- [Task to carry out]
Determine how many lines of the material hold the string "customer" and reply with only that number.

Dataset rows:
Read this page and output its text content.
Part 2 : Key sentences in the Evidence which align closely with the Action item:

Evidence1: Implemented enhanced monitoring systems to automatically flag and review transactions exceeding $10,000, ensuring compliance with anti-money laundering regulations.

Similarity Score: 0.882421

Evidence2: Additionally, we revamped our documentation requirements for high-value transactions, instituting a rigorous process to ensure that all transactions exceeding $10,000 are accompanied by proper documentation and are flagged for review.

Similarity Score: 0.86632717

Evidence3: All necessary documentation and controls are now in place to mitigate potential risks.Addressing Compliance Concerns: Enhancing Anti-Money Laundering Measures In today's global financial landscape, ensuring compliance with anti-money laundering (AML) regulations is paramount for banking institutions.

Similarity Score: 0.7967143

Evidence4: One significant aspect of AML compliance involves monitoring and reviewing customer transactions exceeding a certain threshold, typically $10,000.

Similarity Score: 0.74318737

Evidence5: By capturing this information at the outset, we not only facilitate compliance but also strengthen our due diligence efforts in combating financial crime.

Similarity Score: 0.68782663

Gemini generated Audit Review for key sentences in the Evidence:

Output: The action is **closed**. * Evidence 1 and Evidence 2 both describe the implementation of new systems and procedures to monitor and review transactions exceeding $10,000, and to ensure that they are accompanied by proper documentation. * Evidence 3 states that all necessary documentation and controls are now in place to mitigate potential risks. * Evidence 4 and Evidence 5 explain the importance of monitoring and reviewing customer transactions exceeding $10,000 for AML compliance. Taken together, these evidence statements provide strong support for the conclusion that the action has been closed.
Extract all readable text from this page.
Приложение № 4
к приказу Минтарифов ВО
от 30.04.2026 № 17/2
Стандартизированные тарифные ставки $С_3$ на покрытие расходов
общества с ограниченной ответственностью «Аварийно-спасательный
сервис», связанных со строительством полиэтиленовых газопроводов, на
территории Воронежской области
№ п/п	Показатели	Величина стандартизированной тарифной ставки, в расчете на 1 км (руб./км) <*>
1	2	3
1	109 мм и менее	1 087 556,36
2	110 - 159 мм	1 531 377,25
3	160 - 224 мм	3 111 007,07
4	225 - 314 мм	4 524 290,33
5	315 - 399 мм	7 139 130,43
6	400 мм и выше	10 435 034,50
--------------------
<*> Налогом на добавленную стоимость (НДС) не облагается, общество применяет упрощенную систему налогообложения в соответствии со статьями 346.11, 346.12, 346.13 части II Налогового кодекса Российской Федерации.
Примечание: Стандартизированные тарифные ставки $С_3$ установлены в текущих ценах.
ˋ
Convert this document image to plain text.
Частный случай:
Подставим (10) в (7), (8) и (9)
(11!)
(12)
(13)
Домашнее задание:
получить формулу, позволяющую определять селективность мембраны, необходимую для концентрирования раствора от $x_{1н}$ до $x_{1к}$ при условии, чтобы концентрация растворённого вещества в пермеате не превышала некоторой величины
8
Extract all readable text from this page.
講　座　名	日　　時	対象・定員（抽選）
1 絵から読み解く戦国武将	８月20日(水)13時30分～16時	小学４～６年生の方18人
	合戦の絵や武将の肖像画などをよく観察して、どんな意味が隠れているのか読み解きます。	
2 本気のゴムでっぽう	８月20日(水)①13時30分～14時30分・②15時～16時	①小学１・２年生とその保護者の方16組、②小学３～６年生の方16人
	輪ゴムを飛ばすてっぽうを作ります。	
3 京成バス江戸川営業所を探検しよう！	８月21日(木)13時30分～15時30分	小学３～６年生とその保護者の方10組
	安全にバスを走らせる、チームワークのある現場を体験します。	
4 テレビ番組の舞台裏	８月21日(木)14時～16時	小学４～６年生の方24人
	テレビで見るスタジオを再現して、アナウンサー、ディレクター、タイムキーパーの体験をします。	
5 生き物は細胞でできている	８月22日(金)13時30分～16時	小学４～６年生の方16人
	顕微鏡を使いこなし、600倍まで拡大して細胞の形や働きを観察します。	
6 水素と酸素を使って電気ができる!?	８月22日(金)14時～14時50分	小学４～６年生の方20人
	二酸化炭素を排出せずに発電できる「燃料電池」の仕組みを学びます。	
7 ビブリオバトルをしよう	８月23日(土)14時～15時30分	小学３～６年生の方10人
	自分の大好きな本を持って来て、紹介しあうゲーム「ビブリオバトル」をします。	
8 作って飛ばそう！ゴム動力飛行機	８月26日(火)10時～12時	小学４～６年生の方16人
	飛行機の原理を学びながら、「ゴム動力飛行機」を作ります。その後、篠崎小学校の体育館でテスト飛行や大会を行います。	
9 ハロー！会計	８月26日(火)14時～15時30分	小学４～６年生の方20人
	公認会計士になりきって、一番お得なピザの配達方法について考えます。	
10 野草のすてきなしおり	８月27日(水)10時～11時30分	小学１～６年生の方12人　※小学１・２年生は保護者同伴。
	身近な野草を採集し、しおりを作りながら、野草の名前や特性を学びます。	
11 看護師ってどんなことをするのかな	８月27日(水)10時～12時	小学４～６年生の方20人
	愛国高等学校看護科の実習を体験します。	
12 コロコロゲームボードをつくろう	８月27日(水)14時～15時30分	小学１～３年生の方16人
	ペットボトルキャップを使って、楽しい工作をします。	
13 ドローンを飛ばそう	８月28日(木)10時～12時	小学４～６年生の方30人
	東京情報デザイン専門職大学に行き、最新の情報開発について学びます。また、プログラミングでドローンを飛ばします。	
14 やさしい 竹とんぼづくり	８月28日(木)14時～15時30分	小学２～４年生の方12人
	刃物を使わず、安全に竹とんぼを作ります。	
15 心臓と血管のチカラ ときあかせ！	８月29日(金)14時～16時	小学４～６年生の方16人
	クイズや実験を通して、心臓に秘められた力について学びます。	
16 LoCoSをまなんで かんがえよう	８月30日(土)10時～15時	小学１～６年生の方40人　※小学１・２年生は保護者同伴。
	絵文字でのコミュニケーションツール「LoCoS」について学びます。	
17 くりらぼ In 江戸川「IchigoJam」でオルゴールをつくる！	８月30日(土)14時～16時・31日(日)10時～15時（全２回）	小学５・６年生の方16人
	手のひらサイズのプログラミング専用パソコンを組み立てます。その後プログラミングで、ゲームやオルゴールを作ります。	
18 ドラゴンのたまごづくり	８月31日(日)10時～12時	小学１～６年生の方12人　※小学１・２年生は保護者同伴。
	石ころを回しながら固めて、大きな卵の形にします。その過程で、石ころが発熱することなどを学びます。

- [The result]
2